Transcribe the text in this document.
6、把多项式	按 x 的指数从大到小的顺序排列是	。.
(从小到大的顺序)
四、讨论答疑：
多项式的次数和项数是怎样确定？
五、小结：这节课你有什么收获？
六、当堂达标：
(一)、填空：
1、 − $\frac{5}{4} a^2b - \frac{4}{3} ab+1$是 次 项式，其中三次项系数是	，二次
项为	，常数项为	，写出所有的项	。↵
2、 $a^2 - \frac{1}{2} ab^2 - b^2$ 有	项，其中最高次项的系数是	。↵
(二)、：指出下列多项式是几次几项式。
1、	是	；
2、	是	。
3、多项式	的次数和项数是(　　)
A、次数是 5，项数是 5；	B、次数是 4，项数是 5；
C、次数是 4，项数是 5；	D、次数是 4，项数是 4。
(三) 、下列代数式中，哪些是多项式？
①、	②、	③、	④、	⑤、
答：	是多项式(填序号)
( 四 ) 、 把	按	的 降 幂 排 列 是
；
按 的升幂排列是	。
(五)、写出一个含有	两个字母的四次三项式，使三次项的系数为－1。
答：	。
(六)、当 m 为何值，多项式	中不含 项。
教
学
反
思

Exercise description:
Return all the data exactly as given.

Final result:
Transcribe the text in this document.
6、把多项式	按 x 的指数从大到小的顺序排列是	。.
(从小到大的顺序)
四、讨论答疑：
多项式的次数和项数是怎样确定？
五、小结：这节课你有什么收获？
六、当堂达标：
(一)、填空：
1、 − $\frac{5}{4} a^2b - \frac{4}{3} ab+1$是 次 项式，其中三次项系数是	，二次
项为	，常数项为	，写出所有的项	。↵
2、 $a^2 - \frac{1}{2} ab^2 - b^2$ 有	项，其中最高次项的系数是	。↵
(二)、：指出下列多项式是几次几项式。
1、	是	；
2、	是	。
3、多项式	的次数和项数是(　　)
A、次数是 5，项数是 5；	B、次数是 4，项数是 5；
C、次数是 4，项数是 5；	D、次数是 4，项数是 4。
(三) 、下列代数式中，哪些是多项式？
①、	②、	③、	④、	⑤、
答：	是多项式(填序号)
( 四 ) 、 把	按	的 降 幂 排 列 是
；
按 的升幂排列是	。
(五)、写出一个含有	两个字母的四次三项式，使三次项的系数为－1。
答：	。
(六)、当 m 为何值，多项式	中不含 项。
教
学
反
思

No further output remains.